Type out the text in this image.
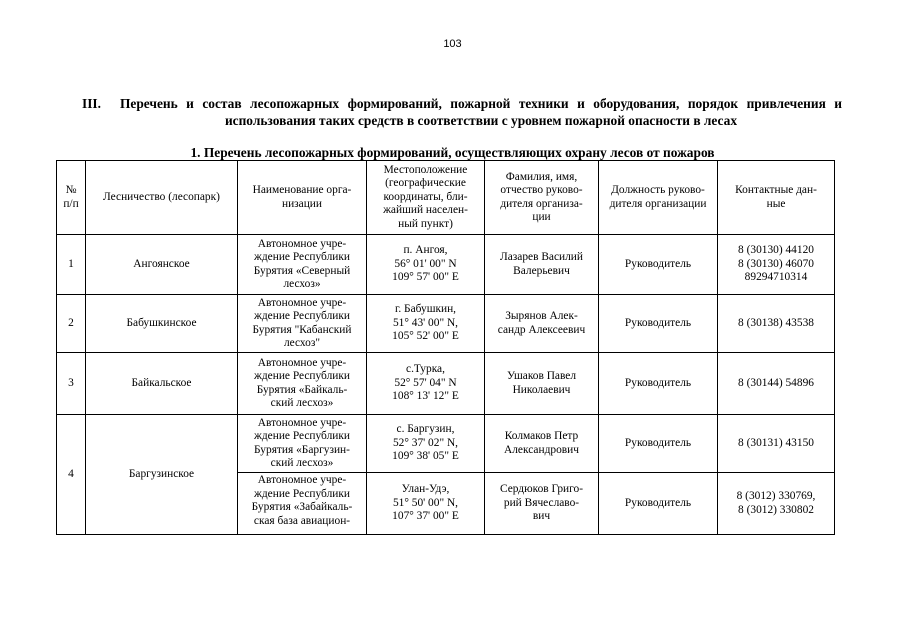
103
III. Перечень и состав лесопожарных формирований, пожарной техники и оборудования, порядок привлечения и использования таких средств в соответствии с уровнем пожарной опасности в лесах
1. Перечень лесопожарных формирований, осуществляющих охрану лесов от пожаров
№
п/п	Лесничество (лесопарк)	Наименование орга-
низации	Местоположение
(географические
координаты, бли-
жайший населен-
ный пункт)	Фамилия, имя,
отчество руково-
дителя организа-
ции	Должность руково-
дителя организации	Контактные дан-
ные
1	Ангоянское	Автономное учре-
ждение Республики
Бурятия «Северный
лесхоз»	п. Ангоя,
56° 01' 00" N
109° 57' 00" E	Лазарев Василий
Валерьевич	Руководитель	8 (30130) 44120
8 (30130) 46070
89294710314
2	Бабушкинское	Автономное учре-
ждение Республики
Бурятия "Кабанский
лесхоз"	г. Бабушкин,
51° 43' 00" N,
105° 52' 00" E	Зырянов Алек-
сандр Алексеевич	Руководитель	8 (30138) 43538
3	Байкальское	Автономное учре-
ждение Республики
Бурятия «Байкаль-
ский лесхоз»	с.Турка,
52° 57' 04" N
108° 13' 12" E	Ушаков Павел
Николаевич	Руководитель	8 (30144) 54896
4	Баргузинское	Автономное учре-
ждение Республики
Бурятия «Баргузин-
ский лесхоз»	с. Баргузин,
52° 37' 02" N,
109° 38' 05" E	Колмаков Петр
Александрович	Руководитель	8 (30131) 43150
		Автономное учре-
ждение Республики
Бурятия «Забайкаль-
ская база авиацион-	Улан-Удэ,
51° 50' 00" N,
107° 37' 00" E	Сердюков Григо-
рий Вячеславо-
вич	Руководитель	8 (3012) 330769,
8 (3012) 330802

+ + + + + + +

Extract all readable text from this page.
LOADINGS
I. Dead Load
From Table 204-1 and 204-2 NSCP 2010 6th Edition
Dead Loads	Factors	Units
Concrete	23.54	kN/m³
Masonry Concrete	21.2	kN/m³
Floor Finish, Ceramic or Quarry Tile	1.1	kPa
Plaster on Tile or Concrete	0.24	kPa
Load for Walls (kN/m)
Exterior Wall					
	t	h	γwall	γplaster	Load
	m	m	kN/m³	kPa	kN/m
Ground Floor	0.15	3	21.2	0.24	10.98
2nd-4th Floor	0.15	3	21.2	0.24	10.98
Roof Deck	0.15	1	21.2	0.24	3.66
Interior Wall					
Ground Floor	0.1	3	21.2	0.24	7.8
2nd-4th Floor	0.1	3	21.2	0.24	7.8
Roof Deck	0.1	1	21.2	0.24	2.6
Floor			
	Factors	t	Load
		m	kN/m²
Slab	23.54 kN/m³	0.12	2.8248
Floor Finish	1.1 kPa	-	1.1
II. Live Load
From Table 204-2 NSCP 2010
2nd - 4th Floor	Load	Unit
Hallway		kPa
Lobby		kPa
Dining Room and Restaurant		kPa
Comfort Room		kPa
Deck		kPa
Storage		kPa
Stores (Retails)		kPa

+ + + + + + +

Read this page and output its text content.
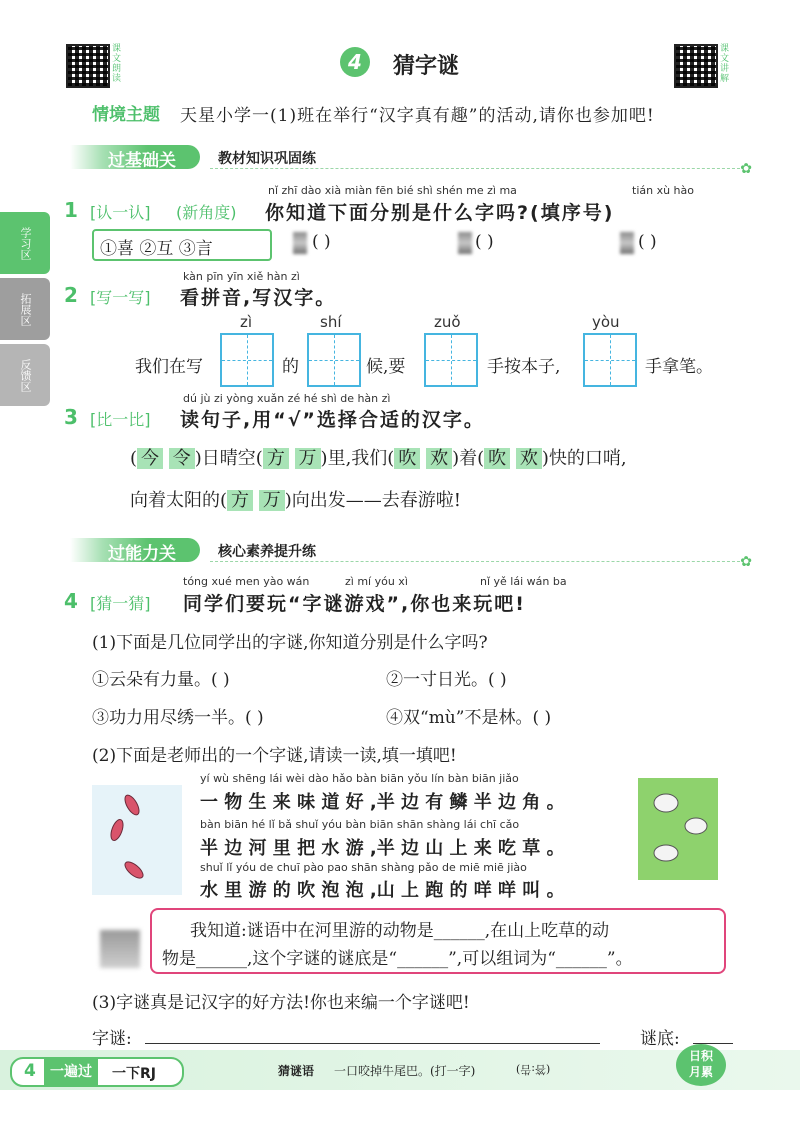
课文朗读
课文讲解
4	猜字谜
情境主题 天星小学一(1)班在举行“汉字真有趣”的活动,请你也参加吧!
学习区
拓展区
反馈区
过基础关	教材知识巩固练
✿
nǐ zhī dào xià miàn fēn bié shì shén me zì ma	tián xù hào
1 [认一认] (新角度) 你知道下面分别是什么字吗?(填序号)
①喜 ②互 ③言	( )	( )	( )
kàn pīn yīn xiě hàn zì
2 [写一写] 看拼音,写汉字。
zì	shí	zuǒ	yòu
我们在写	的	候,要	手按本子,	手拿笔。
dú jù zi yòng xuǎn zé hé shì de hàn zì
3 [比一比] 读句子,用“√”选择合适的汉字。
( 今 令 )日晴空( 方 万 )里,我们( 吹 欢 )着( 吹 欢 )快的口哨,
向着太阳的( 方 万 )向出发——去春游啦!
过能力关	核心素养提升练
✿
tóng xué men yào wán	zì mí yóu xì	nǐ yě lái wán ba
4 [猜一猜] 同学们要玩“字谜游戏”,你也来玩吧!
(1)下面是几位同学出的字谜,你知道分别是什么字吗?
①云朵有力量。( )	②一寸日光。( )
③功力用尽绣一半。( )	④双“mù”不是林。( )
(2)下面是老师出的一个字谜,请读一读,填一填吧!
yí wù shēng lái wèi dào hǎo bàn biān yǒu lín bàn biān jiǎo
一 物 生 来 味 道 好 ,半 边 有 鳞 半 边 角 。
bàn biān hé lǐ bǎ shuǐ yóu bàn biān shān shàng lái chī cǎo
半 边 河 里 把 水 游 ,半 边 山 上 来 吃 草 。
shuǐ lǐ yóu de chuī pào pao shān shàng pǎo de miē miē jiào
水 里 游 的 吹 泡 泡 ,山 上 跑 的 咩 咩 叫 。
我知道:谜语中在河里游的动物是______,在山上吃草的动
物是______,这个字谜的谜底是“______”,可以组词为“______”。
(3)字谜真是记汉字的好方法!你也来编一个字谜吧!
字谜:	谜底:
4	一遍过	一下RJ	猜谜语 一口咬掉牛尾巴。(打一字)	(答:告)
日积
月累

+ + + + + + +

• **Written request**
Of the lines above, how many hold the string "shān"? Answer with only the number.

• **Result for this exercise**
2